What the task requires:
Retype each entry below, keeping every character the same.

Supplied information:

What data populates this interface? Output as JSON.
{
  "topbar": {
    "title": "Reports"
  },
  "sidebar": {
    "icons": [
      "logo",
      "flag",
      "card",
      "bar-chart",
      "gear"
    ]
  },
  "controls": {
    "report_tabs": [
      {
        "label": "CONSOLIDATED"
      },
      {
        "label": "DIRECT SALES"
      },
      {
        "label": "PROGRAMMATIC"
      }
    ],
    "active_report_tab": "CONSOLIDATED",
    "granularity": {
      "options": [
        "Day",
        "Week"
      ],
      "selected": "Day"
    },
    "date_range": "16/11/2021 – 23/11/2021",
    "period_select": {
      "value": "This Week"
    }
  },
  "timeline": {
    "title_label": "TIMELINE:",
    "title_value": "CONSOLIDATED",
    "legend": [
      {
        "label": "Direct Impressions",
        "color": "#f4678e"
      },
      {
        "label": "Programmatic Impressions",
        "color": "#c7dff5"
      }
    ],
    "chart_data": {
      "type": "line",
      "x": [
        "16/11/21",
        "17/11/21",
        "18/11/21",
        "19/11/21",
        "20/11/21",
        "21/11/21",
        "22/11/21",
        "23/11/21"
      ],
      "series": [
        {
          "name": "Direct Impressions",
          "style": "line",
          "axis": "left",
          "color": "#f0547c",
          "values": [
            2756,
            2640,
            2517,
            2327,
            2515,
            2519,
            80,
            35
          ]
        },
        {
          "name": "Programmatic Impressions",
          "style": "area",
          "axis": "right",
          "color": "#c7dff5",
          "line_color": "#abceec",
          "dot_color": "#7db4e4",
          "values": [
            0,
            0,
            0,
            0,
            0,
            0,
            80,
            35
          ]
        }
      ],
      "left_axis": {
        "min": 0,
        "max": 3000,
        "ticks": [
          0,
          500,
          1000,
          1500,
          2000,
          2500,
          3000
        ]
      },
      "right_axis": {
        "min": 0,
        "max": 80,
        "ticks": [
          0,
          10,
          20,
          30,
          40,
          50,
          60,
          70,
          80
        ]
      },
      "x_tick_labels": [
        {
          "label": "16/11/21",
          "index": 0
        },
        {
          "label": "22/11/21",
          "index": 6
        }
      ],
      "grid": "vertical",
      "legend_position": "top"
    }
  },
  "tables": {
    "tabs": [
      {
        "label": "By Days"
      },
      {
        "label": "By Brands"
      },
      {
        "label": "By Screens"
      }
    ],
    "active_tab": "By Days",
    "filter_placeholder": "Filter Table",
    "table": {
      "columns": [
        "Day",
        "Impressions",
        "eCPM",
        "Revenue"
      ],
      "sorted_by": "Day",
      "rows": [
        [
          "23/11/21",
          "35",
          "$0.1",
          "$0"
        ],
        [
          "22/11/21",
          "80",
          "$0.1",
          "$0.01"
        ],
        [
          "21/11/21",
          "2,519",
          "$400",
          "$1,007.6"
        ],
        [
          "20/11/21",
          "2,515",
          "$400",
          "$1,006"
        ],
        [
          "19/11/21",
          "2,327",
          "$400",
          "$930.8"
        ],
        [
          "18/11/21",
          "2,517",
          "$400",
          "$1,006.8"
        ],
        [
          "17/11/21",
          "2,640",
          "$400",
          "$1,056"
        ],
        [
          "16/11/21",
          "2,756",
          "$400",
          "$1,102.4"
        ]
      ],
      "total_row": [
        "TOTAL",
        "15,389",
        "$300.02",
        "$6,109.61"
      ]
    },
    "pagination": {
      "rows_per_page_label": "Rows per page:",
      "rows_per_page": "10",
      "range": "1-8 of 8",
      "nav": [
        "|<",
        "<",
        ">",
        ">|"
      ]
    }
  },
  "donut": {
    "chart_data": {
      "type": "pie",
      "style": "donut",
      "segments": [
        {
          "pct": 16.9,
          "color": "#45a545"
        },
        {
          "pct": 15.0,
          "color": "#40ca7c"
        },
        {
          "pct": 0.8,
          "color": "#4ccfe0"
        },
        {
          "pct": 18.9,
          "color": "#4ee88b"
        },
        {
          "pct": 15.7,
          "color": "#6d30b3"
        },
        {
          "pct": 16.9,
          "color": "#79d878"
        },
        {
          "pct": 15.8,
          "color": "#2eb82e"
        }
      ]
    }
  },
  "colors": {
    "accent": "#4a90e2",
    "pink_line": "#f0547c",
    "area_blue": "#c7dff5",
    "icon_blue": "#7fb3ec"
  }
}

Output of the task:
What data populates this interface? Output as JSON.
{
  "topbar": {
    "title": "Reports"
  },
  "sidebar": {
    "icons": [
      "logo",
      "flag",
      "card",
      "bar-chart",
      "gear"
    ]
  },
  "controls": {
    "report_tabs": [
      {
        "label": "CONSOLIDATED"
      },
      {
        "label": "DIRECT SALES"
      },
      {
        "label": "PROGRAMMATIC"
      }
    ],
    "active_report_tab": "CONSOLIDATED",
    "granularity": {
      "options": [
        "Day",
        "Week"
      ],
      "selected": "Day"
    },
    "date_range": "16/11/2021 – 23/11/2021",
    "period_select": {
      "value": "This Week"
    }
  },
  "timeline": {
    "title_label": "TIMELINE:",
    "title_value": "CONSOLIDATED",
    "legend": [
      {
        "label": "Direct Impressions",
        "color": "#f4678e"
      },
      {
        "label": "Programmatic Impressions",
        "color": "#c7dff5"
      }
    ],
    "chart_data": {
      "type": "line",
      "x": [
        "16/11/21",
        "17/11/21",
        "18/11/21",
        "19/11/21",
        "20/11/21",
        "21/11/21",
        "22/11/21",
        "23/11/21"
      ],
      "series": [
        {
          "name": "Direct Impressions",
          "style": "line",
          "axis": "left",
          "color": "#f0547c",
          "values": [
            2756,
            2640,
            2517,
            2327,
            2515,
            2519,
            80,
            35
          ]
        },
        {
          "name": "Programmatic Impressions",
          "style": "area",
          "axis": "right",
          "color": "#c7dff5",
          "line_color": "#abceec",
          "dot_color": "#7db4e4",
          "values": [
            0,
            0,
            0,
            0,
            0,
            0,
            80,
            35
          ]
        }
      ],
      "left_axis": {
        "min": 0,
        "max": 3000,
        "ticks": [
          0,
          500,
          1000,
          1500,
          2000,
          2500,
          3000
        ]
      },
      "right_axis": {
        "min": 0,
        "max": 80,
        "ticks": [
          0,
          10,
          20,
          30,
          40,
          50,
          60,
          70,
          80
        ]
      },
      "x_tick_labels": [
        {
          "label": "16/11/21",
          "index": 0
        },
        {
          "label": "22/11/21",
          "index": 6
        }
      ],
      "grid": "vertical",
      "legend_position": "top"
    }
  },
  "tables": {
    "tabs": [
      {
        "label": "By Days"
      },
      {
        "label": "By Brands"
      },
      {
        "label": "By Screens"
      }
    ],
    "active_tab": "By Days",
    "filter_placeholder": "Filter Table",
    "table": {
      "columns": [
        "Day",
        "Impressions",
        "eCPM",
        "Revenue"
      ],
      "sorted_by": "Day",
      "rows": [
        [
          "23/11/21",
          "35",
          "$0.1",
          "$0"
        ],
        [
          "22/11/21",
          "80",
          "$0.1",
          "$0.01"
        ],
        [
          "21/11/21",
          "2,519",
          "$400",
          "$1,007.6"
        ],
        [
          "20/11/21",
          "2,515",
          "$400",
          "$1,006"
        ],
        [
          "19/11/21",
          "2,327",
          "$400",
          "$930.8"
        ],
        [
          "18/11/21",
          "2,517",
          "$400",
          "$1,006.8"
        ],
        [
          "17/11/21",
          "2,640",
          "$400",
          "$1,056"
        ],
        [
          "16/11/21",
          "2,756",
          "$400",
          "$1,102.4"
        ]
      ],
      "total_row": [
        "TOTAL",
        "15,389",
        "$300.02",
        "$6,109.61"
      ]
    },
    "pagination": {
      "rows_per_page_label": "Rows per page:",
      "rows_per_page": "10",
      "range": "1-8 of 8",
      "nav": [
        "|<",
        "<",
        ">",
        ">|"
      ]
    }
  },
  "donut": {
    "chart_data": {
      "type": "pie",
      "style": "donut",
      "segments": [
        {
          "pct": 16.9,
          "color": "#45a545"
        },
        {
          "pct": 15.0,
          "color": "#40ca7c"
        },
        {
          "pct": 0.8,
          "color": "#4ccfe0"
        },
        {
          "pct": 18.9,
          "color": "#4ee88b"
        },
        {
          "pct": 15.7,
          "color": "#6d30b3"
        },
        {
          "pct": 16.9,
          "color": "#79d878"
        },
        {
          "pct": 15.8,
          "color": "#2eb82e"
        }
      ]
    }
  },
  "colors": {
    "accent": "#4a90e2",
    "pink_line": "#f0547c",
    "area_blue": "#c7dff5",
    "icon_blue": "#7fb3ec"
  }
}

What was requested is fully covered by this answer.